* **WHAT YOU NEED TO DO**
Quote the entries in full, character for character, without their images.

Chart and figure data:
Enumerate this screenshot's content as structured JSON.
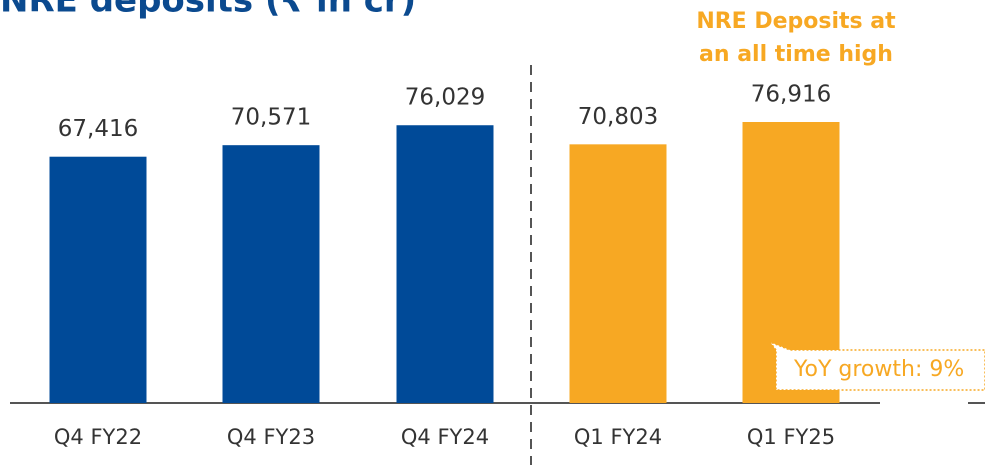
{
  "chart_data": {
    "type": "bar",
    "title": "NRE deposits (₹ in cr)",
    "categories": [
      "Q4 FY22",
      "Q4 FY23",
      "Q4 FY24",
      "Q1 FY24",
      "Q1 FY25"
    ],
    "values": [
      67416,
      70571,
      76029,
      70803,
      76916
    ],
    "value_labels": [
      "67,416",
      "70,571",
      "76,029",
      "70,803",
      "76,916"
    ],
    "colors": [
      "#004a98",
      "#004a98",
      "#004a98",
      "#f7a823",
      "#f7a823"
    ],
    "annotations": [
      "NRE Deposits at",
      "an all time high",
      "YoY growth: 9%"
    ]
  }
}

* **COMPLETE RESPONSE**
Enumerate this screenshot's content as structured JSON.
{
  "chart_data": {
    "type": "bar",
    "title": "NRE deposits (₹ in cr)",
    "categories": [
      "Q4 FY22",
      "Q4 FY23",
      "Q4 FY24",
      "Q1 FY24",
      "Q1 FY25"
    ],
    "values": [
      67416,
      70571,
      76029,
      70803,
      76916
    ],
    "value_labels": [
      "67,416",
      "70,571",
      "76,029",
      "70,803",
      "76,916"
    ],
    "colors": [
      "#004a98",
      "#004a98",
      "#004a98",
      "#f7a823",
      "#f7a823"
    ],
    "annotations": [
      "NRE Deposits at",
      "an all time high",
      "YoY growth: 9%"
    ]
  }
}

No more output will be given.